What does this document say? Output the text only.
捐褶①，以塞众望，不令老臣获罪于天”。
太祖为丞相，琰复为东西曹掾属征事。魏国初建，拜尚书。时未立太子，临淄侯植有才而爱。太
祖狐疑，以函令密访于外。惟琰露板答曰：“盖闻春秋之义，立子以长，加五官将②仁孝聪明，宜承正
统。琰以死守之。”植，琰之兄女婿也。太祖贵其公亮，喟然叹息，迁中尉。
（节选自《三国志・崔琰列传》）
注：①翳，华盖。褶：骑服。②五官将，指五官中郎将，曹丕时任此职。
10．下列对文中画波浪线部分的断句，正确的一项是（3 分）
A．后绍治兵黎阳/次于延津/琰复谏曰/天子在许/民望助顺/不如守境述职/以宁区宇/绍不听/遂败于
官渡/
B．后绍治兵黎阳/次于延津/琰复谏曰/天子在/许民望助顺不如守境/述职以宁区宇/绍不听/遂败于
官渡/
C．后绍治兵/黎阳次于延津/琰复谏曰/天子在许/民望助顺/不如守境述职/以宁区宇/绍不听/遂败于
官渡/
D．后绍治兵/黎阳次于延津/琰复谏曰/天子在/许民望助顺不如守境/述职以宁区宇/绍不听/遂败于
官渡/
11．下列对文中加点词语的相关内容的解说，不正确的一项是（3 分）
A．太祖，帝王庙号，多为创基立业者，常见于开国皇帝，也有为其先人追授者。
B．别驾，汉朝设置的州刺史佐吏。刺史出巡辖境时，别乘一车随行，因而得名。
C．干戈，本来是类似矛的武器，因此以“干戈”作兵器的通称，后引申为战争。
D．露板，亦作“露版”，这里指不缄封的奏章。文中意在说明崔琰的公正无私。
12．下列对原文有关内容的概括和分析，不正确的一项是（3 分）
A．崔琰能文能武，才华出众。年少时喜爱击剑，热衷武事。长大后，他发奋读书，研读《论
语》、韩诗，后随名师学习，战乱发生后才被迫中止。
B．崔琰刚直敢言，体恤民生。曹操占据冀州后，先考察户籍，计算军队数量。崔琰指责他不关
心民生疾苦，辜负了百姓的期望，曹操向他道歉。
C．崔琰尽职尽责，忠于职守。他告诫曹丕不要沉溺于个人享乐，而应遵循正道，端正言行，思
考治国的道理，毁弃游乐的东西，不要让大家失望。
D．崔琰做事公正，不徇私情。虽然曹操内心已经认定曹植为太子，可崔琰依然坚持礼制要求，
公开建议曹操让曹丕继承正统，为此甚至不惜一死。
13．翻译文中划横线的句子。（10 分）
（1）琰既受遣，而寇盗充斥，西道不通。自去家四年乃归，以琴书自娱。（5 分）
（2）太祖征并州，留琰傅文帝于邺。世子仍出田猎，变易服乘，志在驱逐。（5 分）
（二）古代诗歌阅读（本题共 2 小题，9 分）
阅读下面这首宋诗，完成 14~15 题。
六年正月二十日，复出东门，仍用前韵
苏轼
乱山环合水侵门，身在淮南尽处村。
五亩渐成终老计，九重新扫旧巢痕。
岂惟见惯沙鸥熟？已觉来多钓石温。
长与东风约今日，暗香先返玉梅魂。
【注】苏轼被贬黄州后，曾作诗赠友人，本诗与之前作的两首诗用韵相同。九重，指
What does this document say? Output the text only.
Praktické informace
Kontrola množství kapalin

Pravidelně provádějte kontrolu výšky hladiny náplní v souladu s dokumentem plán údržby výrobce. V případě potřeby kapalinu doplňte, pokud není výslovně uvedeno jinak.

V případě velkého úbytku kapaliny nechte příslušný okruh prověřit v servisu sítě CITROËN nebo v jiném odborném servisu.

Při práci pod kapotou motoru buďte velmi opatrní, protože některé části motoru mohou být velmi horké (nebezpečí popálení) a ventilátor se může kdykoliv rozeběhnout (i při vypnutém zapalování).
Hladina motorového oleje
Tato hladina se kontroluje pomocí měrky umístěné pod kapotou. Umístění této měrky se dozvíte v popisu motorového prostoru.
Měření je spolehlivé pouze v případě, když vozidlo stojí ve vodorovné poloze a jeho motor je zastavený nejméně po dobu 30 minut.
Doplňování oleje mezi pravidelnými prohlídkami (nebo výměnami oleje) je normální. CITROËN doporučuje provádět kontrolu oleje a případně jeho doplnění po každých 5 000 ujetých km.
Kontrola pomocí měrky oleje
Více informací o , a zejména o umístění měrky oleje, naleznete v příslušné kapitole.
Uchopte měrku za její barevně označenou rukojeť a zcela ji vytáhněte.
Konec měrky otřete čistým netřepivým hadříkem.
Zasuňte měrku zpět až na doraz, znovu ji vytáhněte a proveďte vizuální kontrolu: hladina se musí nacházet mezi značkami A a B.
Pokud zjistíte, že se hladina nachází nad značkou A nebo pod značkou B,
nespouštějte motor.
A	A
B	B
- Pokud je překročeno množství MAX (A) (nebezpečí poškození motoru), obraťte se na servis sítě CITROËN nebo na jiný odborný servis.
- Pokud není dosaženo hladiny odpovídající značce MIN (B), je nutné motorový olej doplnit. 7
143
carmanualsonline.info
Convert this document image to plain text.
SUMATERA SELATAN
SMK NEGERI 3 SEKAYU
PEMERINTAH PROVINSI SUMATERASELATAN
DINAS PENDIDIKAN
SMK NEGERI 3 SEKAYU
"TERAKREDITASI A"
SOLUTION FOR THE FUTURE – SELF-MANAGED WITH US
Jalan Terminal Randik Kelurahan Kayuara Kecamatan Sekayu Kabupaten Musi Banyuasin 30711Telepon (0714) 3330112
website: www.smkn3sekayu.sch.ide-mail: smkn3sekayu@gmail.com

────────────────────

- [What you need to do] Quote, without any change, each line from the one that contains "Convert this document image to plain text." through the end of the material.

- [Written solution]
Convert this document image to plain text.
SUMATERA SELATAN
SMK NEGERI 3 SEKAYU
PEMERINTAH PROVINSI SUMATERASELATAN
DINAS PENDIDIKAN
SMK NEGERI 3 SEKAYU
"TERAKREDITASI A"
SOLUTION FOR THE FUTURE – SELF-MANAGED WITH US
Jalan Terminal Randik Kelurahan Kayuara Kecamatan Sekayu Kabupaten Musi Banyuasin 30711Telepon (0714) 3330112
website: www.smkn3sekayu.sch.ide-mail: smkn3sekayu@gmail.com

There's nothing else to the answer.